- [Source text]:
*** Begin section ***

Cerebral ischemia also leads to deregulation of matrix metalloproteinases 2 and 9 (MMP) [17] causing matrix degradation, blood-brain barrier (BBB) disruption, hemorrhage, and brain edema [18, 19]. Park et al. [20] have shown that the activity of MMP9 in serum reflects the activity of MMP9 in the brain. In acute stroke, higher serum MMP9 levels are found to correlate with infarct volume, disease severity, late hemorrhage, mortality, and major disability [21–24]. However, MMP-targeted inhibitors that are not strictly specific showed insufficient clinical benefits [25, 26]. Findings that MMP9 activity and expression correspond to the increased expression of NOX2 [27] offer the opportunity to regulate MMP9 by inhibiting NOX2.

In ischemic tissue, reperfusion is of utmost importance but reintroducing of oxygen leads to even greater ROS production and mitochondrial dysfunction [9]. The beginning of the reperfusion period is a perfect time to inhibit ROS production. Although the right inhibitors have not been synthesized yet, adjuvant nutritional interventions following brain ischemia or trauma that are safe, low cost, and accessible have given promising results [28–30]. Besides applying vitamin treatment after brain ischemia, several studies have demonstrated that vitamin supplementation of the subjects with increased risk for brain ischemia could be beneficial [31, 32]. Vitamin D3 is currently the focus of investigation since it is effective in neuroprotection and immunomodulation and in decreasing inflammation in the CNS [33–35]. Vitamin D3 exhibits effects in the body through the vitamin D nuclear receptors (VDR) that are present in the brain both in neurons and in glial cells [36, 37]. Inverse associations between the serum levels of 25-hydroxyvitamin D3 and the risk of hypertension, cerebrovascular, and cardiovascular incidents have been demonstrated [31, 38]. Many observational studies are in favor of the hypotheses that vitamin D3 supplementation could be protective against stroke [31]. However, only a few interventional studies are available, and their results differ, probably due to methodological limitations [31, 32]. Problems in these trials have included the dosage of vitamin D3, individual variations in response to vitamin D3 supplementation, and expression of the results as an incidence of cardiovascular or cerebrovascular events instead of addressing the severity of the outcome.

*** End section ***

- [Data provided]:

*** Begin section ***

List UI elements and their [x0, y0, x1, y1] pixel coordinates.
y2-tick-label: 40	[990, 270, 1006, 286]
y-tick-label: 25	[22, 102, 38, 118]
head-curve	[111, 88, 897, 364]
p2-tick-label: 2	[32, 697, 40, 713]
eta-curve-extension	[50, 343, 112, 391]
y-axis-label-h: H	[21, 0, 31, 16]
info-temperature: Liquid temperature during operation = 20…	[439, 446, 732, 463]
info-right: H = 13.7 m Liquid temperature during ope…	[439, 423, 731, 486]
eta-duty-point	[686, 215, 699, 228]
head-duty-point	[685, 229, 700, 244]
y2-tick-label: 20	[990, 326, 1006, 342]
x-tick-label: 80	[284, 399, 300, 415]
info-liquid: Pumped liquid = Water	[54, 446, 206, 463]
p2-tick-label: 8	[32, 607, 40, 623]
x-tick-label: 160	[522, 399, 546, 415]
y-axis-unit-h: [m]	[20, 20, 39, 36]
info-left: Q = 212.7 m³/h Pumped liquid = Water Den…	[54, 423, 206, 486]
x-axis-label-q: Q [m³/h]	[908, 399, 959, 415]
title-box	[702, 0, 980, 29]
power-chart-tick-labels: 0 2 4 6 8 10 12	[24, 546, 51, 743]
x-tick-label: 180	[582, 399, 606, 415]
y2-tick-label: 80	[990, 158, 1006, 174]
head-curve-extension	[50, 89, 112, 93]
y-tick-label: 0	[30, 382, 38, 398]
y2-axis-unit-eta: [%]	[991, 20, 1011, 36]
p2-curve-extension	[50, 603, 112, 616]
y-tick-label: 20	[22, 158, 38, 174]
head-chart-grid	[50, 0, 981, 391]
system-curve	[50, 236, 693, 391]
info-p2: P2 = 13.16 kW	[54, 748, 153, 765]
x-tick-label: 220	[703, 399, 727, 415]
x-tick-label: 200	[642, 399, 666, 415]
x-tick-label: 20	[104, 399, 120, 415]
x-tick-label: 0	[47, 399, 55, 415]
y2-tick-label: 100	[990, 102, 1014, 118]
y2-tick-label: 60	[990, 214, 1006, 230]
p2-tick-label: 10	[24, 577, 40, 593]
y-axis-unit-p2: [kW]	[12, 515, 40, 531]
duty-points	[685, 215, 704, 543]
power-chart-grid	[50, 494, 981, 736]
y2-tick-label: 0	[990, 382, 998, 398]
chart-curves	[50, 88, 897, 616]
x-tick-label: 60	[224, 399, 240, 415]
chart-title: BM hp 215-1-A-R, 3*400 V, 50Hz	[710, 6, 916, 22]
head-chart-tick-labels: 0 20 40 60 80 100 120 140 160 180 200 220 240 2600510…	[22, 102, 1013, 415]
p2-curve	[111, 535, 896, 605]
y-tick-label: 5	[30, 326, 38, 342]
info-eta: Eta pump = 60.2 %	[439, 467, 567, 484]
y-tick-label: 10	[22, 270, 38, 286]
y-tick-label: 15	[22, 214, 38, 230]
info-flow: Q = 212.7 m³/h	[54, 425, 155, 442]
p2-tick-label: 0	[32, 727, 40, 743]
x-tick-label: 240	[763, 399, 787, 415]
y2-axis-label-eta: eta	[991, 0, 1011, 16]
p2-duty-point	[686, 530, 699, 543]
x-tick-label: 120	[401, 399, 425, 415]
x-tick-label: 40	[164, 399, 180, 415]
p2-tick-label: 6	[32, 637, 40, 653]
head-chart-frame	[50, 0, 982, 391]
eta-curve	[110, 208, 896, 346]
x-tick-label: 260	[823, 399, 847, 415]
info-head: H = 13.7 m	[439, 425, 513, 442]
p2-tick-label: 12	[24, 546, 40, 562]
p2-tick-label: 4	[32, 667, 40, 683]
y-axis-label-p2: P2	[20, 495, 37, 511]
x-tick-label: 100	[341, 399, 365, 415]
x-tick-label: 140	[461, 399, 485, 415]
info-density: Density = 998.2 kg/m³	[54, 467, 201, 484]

*** End section ***

- [Work order 1]:
Write out the part of the cerebral ischemia text starting with "Cerebral ischemia also" and going on through "by inhibiting NOX2.".
- [Work order 2]:
In the cerebral ischemia text, through which receptors does vitamin D3 act in the body?

- [Task solution 1]:
Cerebral ischemia also leads to deregulation of matrix metalloproteinases 2 and 9 (MMP) [17] causing matrix degradation, blood-brain barrier (BBB) disruption, hemorrhage, and brain edema [18, 19]. Park et al. [20] have shown that the activity of MMP9 in serum reflects the activity of MMP9 in the brain. In acute stroke, higher serum MMP9 levels are found to correlate with infarct volume, disease severity, late hemorrhage, mortality, and major disability [21–24]. However, MMP-targeted inhibitors that are not strictly specific showed insufficient clinical benefits [25, 26]. Findings that MMP9 activity and expression correspond to the increased expression of NOX2 [27] offer the opportunity to regulate MMP9 by inhibiting NOX2.

- [Task solution 2]:
Through the vitamin D nuclear receptors (VDR), which are present in both neurons and glial cells in the brain.